-------- DATASET ENTRIES
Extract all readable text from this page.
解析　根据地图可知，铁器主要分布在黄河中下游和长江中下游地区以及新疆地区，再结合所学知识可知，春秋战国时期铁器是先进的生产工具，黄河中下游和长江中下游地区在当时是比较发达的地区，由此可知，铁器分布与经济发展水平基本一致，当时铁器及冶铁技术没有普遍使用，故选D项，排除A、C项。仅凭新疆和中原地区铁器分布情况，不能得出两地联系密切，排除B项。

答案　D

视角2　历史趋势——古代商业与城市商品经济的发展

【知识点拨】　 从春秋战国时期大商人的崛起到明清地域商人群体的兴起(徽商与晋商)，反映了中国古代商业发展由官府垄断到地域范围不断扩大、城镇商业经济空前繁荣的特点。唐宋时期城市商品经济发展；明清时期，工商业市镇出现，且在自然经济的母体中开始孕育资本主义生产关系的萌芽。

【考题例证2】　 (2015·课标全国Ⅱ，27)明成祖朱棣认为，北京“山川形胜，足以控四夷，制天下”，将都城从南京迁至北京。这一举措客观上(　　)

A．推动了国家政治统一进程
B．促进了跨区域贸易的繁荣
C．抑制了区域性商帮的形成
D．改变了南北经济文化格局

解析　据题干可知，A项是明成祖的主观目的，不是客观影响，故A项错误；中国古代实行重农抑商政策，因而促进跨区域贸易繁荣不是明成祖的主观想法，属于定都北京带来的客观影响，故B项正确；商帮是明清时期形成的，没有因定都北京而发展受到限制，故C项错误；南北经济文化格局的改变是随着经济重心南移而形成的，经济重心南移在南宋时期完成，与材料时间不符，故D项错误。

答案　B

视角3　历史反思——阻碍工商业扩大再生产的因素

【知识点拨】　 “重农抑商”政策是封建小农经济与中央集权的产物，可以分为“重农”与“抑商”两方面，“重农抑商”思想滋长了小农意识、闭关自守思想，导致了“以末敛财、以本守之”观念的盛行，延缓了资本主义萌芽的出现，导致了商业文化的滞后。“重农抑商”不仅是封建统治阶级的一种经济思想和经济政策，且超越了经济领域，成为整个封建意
----------------
WHAT YOU HAVE TO DO -
Every entry in the listing must be retyped exactly.

ANSWER TO THIS TASK -
Extract all readable text from this page.
解析　根据地图可知，铁器主要分布在黄河中下游和长江中下游地区以及新疆地区，再结合所学知识可知，春秋战国时期铁器是先进的生产工具，黄河中下游和长江中下游地区在当时是比较发达的地区，由此可知，铁器分布与经济发展水平基本一致，当时铁器及冶铁技术没有普遍使用，故选D项，排除A、C项。仅凭新疆和中原地区铁器分布情况，不能得出两地联系密切，排除B项。

答案　D

视角2　历史趋势——古代商业与城市商品经济的发展

【知识点拨】　 从春秋战国时期大商人的崛起到明清地域商人群体的兴起(徽商与晋商)，反映了中国古代商业发展由官府垄断到地域范围不断扩大、城镇商业经济空前繁荣的特点。唐宋时期城市商品经济发展；明清时期，工商业市镇出现，且在自然经济的母体中开始孕育资本主义生产关系的萌芽。

【考题例证2】　 (2015·课标全国Ⅱ，27)明成祖朱棣认为，北京“山川形胜，足以控四夷，制天下”，将都城从南京迁至北京。这一举措客观上(　　)

A．推动了国家政治统一进程
B．促进了跨区域贸易的繁荣
C．抑制了区域性商帮的形成
D．改变了南北经济文化格局

解析　据题干可知，A项是明成祖的主观目的，不是客观影响，故A项错误；中国古代实行重农抑商政策，因而促进跨区域贸易繁荣不是明成祖的主观想法，属于定都北京带来的客观影响，故B项正确；商帮是明清时期形成的，没有因定都北京而发展受到限制，故C项错误；南北经济文化格局的改变是随着经济重心南移而形成的，经济重心南移在南宋时期完成，与材料时间不符，故D项错误。

答案　B

视角3　历史反思——阻碍工商业扩大再生产的因素

【知识点拨】　 “重农抑商”政策是封建小农经济与中央集权的产物，可以分为“重农”与“抑商”两方面，“重农抑商”思想滋长了小农意识、闭关自守思想，导致了“以末敛财、以本守之”观念的盛行，延缓了资本主义萌芽的出现，导致了商业文化的滞后。“重农抑商”不仅是封建统治阶级的一种经济思想和经济政策，且超越了经济领域，成为整个封建意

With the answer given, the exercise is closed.